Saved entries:

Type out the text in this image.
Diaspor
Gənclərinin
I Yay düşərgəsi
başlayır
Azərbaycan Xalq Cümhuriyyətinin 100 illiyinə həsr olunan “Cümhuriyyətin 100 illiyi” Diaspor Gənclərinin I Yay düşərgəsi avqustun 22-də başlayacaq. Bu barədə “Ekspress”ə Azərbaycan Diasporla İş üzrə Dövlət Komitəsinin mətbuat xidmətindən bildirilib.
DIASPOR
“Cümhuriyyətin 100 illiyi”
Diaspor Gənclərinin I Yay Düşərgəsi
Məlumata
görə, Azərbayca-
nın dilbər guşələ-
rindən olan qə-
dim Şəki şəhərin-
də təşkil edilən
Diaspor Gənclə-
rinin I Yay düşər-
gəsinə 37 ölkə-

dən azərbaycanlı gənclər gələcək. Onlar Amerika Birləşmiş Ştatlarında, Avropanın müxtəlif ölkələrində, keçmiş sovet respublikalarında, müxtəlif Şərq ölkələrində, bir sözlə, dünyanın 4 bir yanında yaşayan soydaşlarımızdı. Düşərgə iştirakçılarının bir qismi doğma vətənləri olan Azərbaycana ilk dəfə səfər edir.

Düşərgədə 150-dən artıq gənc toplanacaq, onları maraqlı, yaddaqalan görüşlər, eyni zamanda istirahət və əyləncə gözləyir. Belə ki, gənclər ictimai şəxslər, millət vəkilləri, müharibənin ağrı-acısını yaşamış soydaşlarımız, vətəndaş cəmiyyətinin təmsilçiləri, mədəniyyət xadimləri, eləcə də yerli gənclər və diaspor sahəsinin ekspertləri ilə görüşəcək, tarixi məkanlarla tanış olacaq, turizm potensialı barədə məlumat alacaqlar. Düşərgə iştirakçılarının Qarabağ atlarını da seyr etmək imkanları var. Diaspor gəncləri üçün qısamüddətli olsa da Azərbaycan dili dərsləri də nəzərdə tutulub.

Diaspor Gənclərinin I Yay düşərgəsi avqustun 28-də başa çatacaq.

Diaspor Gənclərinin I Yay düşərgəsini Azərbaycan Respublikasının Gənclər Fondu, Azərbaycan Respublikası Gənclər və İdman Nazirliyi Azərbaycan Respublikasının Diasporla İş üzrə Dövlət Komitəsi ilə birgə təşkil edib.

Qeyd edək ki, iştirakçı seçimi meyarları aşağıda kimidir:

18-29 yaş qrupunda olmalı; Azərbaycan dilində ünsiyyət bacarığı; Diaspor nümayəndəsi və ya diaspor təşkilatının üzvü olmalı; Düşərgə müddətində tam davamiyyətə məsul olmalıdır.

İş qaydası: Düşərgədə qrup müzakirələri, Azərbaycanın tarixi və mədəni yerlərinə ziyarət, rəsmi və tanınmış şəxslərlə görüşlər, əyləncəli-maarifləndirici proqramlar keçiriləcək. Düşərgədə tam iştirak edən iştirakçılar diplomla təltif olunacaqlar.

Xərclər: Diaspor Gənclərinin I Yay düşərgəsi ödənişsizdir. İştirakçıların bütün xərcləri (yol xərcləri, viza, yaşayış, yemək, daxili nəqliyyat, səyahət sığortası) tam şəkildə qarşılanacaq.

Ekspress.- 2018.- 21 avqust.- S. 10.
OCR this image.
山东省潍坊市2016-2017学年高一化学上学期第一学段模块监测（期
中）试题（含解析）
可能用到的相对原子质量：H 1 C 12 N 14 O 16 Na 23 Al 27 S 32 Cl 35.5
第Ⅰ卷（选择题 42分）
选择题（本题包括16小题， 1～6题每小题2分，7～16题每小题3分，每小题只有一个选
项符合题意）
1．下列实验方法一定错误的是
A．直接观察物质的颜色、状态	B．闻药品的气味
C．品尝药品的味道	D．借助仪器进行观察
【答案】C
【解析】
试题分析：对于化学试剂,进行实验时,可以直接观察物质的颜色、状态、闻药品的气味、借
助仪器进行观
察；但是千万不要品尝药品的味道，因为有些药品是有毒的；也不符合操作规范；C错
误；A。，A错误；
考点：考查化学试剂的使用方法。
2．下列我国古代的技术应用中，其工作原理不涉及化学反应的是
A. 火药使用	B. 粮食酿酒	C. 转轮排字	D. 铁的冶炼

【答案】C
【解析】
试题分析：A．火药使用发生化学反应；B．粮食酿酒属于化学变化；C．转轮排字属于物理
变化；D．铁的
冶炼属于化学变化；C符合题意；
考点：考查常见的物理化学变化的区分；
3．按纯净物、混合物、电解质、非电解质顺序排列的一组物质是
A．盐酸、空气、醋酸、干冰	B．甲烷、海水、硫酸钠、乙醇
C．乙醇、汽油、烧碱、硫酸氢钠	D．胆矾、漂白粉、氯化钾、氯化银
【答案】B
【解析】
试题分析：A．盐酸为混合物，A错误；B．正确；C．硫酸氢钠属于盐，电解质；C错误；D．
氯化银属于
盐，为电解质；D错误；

■ EXERCISE DETAILS ■
Write the whole listing out again. Keep every line exactly as it is.

■ WRITTEN SOLUTION ■
Type out the text in this image.
Diaspor
Gənclərinin
I Yay düşərgəsi
başlayır
Azərbaycan Xalq Cümhuriyyətinin 100 illiyinə həsr olunan “Cümhuriyyətin 100 illiyi” Diaspor Gənclərinin I Yay düşərgəsi avqustun 22-də başlayacaq. Bu barədə “Ekspress”ə Azərbaycan Diasporla İş üzrə Dövlət Komitəsinin mətbuat xidmətindən bildirilib.
DIASPOR
“Cümhuriyyətin 100 illiyi”
Diaspor Gənclərinin I Yay Düşərgəsi
Məlumata
görə, Azərbayca-
nın dilbər guşələ-
rindən olan qə-
dim Şəki şəhərin-
də təşkil edilən
Diaspor Gənclə-
rinin I Yay düşər-
gəsinə 37 ölkə-

dən azərbaycanlı gənclər gələcək. Onlar Amerika Birləşmiş Ştatlarında, Avropanın müxtəlif ölkələrində, keçmiş sovet respublikalarında, müxtəlif Şərq ölkələrində, bir sözlə, dünyanın 4 bir yanında yaşayan soydaşlarımızdı. Düşərgə iştirakçılarının bir qismi doğma vətənləri olan Azərbaycana ilk dəfə səfər edir.

Düşərgədə 150-dən artıq gənc toplanacaq, onları maraqlı, yaddaqalan görüşlər, eyni zamanda istirahət və əyləncə gözləyir. Belə ki, gənclər ictimai şəxslər, millət vəkilləri, müharibənin ağrı-acısını yaşamış soydaşlarımız, vətəndaş cəmiyyətinin təmsilçiləri, mədəniyyət xadimləri, eləcə də yerli gənclər və diaspor sahəsinin ekspertləri ilə görüşəcək, tarixi məkanlarla tanış olacaq, turizm potensialı barədə məlumat alacaqlar. Düşərgə iştirakçılarının Qarabağ atlarını da seyr etmək imkanları var. Diaspor gəncləri üçün qısamüddətli olsa da Azərbaycan dili dərsləri də nəzərdə tutulub.

Diaspor Gənclərinin I Yay düşərgəsi avqustun 28-də başa çatacaq.

Diaspor Gənclərinin I Yay düşərgəsini Azərbaycan Respublikasının Gənclər Fondu, Azərbaycan Respublikası Gənclər və İdman Nazirliyi Azərbaycan Respublikasının Diasporla İş üzrə Dövlət Komitəsi ilə birgə təşkil edib.

Qeyd edək ki, iştirakçı seçimi meyarları aşağıda kimidir:

18-29 yaş qrupunda olmalı; Azərbaycan dilində ünsiyyət bacarığı; Diaspor nümayəndəsi və ya diaspor təşkilatının üzvü olmalı; Düşərgə müddətində tam davamiyyətə məsul olmalıdır.

İş qaydası: Düşərgədə qrup müzakirələri, Azərbaycanın tarixi və mədəni yerlərinə ziyarət, rəsmi və tanınmış şəxslərlə görüşlər, əyləncəli-maarifləndirici proqramlar keçiriləcək. Düşərgədə tam iştirak edən iştirakçılar diplomla təltif olunacaqlar.

Xərclər: Diaspor Gənclərinin I Yay düşərgəsi ödənişsizdir. İştirakçıların bütün xərcləri (yol xərcləri, viza, yaşayış, yemək, daxili nəqliyyat, səyahət sığortası) tam şəkildə qarşılanacaq.

Ekspress.- 2018.- 21 avqust.- S. 10.
OCR this image.
山东省潍坊市2016-2017学年高一化学上学期第一学段模块监测（期
中）试题（含解析）
可能用到的相对原子质量：H 1 C 12 N 14 O 16 Na 23 Al 27 S 32 Cl 35.5
第Ⅰ卷（选择题 42分）
选择题（本题包括16小题， 1～6题每小题2分，7～16题每小题3分，每小题只有一个选
项符合题意）
1．下列实验方法一定错误的是
A．直接观察物质的颜色、状态	B．闻药品的气味
C．品尝药品的味道	D．借助仪器进行观察
【答案】C
【解析】
试题分析：对于化学试剂,进行实验时,可以直接观察物质的颜色、状态、闻药品的气味、借
助仪器进行观
察；但是千万不要品尝药品的味道，因为有些药品是有毒的；也不符合操作规范；C错
误；A。，A错误；
考点：考查化学试剂的使用方法。
2．下列我国古代的技术应用中，其工作原理不涉及化学反应的是
A. 火药使用	B. 粮食酿酒	C. 转轮排字	D. 铁的冶炼

【答案】C
【解析】
试题分析：A．火药使用发生化学反应；B．粮食酿酒属于化学变化；C．转轮排字属于物理
变化；D．铁的
冶炼属于化学变化；C符合题意；
考点：考查常见的物理化学变化的区分；
3．按纯净物、混合物、电解质、非电解质顺序排列的一组物质是
A．盐酸、空气、醋酸、干冰	B．甲烷、海水、硫酸钠、乙醇
C．乙醇、汽油、烧碱、硫酸氢钠	D．胆矾、漂白粉、氯化钾、氯化银
【答案】B
【解析】
试题分析：A．盐酸为混合物，A错误；B．正确；C．硫酸氢钠属于盐，电解质；C错误；D．
氯化银属于
盐，为电解质；D错误；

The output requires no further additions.